» **Given request**: Write out the lines word for word, starting at the very first line and ending with the line that contains "What elements are", including that line. Leave the pictures out of your copy.

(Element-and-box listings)
* BEGIN *

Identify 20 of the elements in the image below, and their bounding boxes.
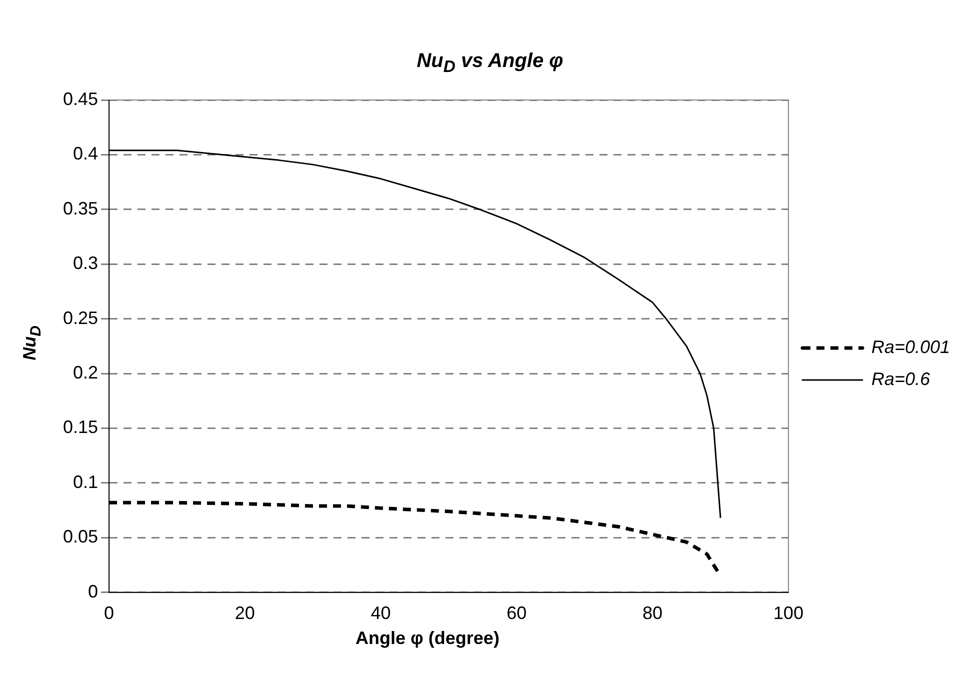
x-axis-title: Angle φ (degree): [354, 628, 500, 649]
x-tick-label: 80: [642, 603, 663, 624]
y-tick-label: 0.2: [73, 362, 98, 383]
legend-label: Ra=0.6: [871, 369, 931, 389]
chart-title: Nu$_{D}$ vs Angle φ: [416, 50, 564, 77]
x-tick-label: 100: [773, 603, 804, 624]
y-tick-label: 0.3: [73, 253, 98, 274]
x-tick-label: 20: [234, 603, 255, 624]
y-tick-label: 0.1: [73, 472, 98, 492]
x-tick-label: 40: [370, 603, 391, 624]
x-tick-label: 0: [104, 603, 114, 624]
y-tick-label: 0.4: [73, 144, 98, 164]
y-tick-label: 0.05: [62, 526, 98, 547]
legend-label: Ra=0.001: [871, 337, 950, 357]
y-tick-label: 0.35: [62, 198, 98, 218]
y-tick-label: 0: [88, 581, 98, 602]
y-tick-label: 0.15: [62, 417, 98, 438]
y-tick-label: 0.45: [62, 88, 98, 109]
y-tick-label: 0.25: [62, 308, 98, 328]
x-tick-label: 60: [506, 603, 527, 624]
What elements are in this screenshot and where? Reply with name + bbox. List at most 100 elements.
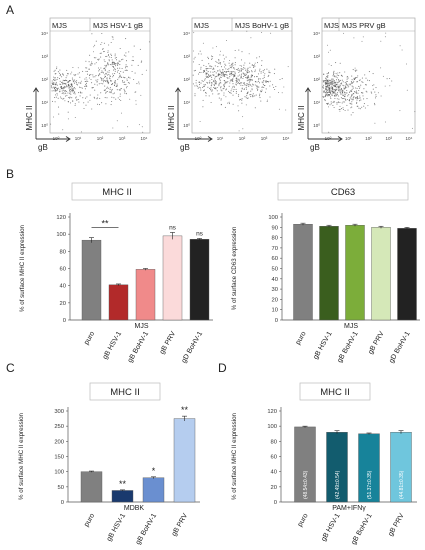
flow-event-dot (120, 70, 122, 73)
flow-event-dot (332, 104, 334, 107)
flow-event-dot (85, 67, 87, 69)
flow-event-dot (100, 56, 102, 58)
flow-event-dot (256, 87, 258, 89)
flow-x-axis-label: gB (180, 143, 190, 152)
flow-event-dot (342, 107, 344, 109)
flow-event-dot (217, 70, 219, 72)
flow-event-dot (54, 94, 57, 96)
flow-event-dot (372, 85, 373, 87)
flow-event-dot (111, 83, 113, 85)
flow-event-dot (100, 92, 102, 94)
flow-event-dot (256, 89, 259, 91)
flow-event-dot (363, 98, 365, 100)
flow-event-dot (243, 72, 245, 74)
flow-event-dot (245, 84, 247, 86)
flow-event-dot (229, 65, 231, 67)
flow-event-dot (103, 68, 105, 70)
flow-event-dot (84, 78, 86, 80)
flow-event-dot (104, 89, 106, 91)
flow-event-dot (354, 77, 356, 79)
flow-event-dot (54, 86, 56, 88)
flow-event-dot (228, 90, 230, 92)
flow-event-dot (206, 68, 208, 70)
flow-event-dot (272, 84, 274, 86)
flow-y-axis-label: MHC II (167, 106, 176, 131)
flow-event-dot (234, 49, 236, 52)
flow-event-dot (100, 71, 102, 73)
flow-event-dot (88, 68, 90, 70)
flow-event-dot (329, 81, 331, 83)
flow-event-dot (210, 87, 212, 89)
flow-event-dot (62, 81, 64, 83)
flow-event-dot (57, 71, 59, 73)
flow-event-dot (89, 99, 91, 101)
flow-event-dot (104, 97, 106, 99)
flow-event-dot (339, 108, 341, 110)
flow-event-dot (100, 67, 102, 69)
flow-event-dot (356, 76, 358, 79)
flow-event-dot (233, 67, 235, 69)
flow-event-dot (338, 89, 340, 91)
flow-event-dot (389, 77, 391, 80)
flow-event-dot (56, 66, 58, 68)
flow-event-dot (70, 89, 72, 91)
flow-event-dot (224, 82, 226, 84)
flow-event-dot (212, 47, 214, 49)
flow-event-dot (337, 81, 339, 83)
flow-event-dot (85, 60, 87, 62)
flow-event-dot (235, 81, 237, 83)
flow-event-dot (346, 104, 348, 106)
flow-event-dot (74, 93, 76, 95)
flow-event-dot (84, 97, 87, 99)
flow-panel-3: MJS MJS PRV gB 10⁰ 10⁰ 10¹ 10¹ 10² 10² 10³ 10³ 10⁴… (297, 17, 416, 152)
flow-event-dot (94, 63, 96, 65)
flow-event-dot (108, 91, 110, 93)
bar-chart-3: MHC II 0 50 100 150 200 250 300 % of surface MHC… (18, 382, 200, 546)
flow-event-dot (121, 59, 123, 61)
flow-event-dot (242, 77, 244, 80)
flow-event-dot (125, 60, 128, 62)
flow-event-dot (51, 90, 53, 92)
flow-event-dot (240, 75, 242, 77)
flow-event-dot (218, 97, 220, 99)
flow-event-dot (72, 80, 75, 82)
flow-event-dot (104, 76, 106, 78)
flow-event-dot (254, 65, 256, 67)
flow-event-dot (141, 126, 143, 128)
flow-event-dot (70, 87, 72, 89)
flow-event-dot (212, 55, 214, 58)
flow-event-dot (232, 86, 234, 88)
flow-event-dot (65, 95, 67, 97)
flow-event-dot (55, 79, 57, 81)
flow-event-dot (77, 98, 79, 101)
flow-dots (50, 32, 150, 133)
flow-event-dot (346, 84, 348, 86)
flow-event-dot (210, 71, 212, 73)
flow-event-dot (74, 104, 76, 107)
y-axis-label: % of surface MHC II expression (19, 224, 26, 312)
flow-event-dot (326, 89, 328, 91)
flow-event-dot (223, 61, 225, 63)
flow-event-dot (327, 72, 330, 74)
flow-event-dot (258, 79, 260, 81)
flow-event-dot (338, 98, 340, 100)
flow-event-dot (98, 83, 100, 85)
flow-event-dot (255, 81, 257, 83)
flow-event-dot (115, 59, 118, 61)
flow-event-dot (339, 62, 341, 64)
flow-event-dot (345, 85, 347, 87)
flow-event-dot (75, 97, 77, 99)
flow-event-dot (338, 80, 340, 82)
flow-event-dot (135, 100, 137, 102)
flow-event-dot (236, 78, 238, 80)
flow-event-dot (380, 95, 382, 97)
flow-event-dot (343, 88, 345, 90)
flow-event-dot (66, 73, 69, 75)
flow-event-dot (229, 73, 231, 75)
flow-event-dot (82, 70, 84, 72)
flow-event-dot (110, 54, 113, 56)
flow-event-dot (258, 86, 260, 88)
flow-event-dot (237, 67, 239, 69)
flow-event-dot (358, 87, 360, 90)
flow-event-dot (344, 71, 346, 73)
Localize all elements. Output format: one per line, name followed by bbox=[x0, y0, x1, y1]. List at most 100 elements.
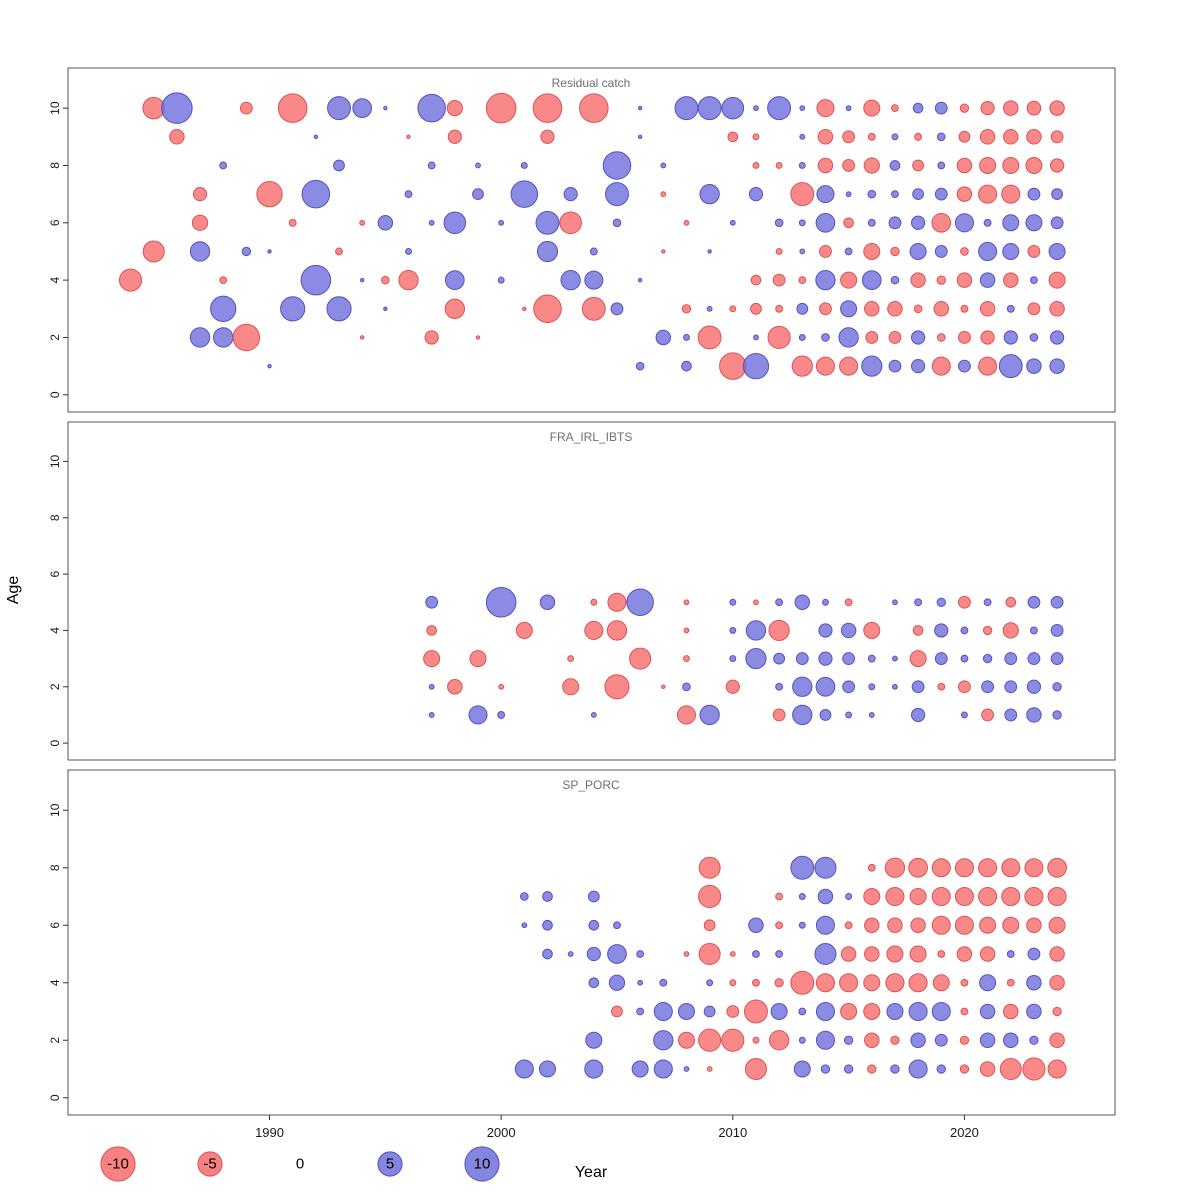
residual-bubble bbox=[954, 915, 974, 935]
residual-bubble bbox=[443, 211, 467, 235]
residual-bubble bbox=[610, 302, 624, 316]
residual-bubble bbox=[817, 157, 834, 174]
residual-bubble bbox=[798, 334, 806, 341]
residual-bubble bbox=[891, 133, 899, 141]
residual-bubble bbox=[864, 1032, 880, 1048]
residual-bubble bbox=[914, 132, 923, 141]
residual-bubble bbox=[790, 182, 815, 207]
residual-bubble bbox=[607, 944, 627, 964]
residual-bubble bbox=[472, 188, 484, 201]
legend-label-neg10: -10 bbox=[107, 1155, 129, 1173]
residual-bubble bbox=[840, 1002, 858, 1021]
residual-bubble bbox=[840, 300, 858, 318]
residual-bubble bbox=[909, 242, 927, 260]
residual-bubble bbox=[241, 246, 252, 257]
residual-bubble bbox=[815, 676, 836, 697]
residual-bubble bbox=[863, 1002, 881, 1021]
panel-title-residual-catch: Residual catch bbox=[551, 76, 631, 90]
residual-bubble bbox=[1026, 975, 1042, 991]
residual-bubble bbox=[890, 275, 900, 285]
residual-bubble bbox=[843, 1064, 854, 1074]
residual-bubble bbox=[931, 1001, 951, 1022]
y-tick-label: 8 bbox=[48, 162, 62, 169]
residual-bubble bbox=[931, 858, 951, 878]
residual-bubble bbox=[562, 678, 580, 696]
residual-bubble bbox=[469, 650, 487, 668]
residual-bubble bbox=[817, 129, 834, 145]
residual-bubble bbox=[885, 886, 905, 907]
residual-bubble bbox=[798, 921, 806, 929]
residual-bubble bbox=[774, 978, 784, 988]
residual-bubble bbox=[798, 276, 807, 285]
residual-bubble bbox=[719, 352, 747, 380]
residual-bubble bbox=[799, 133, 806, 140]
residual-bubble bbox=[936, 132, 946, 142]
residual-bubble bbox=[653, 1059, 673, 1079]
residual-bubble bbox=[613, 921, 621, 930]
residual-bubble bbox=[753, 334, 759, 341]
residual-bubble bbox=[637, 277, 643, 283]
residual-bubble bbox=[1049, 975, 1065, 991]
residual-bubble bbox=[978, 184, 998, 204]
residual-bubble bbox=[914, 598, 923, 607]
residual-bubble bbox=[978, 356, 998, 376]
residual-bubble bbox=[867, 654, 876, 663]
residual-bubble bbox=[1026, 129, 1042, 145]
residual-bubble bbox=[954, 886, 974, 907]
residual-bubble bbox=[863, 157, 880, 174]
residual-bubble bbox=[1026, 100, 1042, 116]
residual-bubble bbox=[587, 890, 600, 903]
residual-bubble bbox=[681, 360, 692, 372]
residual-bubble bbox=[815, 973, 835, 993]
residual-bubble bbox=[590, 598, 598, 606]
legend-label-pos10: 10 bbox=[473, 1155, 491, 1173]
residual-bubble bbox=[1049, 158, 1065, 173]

* END *

» **Exercise answer**:
Identify 20 of the elements in the image below, and their bounding boxes.
x-axis-title: Angle φ (degree): [354, 628, 500, 649]
x-tick-label: 80: [642, 603, 663, 624]
y-tick-label: 0.2: [73, 362, 98, 383]
legend-label: Ra=0.6: [871, 369, 931, 389]
chart-title: Nu$_{D}$ vs Angle φ: [416, 50, 564, 77]
x-tick-label: 100: [773, 603, 804, 624]
y-tick-label: 0.3: [73, 253, 98, 274]
x-tick-label: 20: [234, 603, 255, 624]
y-tick-label: 0.1: [73, 472, 98, 492]
x-tick-label: 40: [370, 603, 391, 624]
x-tick-label: 0: [104, 603, 114, 624]
y-tick-label: 0.4: [73, 144, 98, 164]
y-tick-label: 0.05: [62, 526, 98, 547]
legend-label: Ra=0.001: [871, 337, 950, 357]
y-tick-label: 0.35: [62, 198, 98, 218]
y-tick-label: 0: [88, 581, 98, 602]
y-tick-label: 0.15: [62, 417, 98, 438]
y-tick-label: 0.45: [62, 88, 98, 109]
y-tick-label: 0.25: [62, 308, 98, 328]
x-tick-label: 60: [506, 603, 527, 624]
What elements are in this screenshot and where? Reply with name + bbox. List at most 100 elements.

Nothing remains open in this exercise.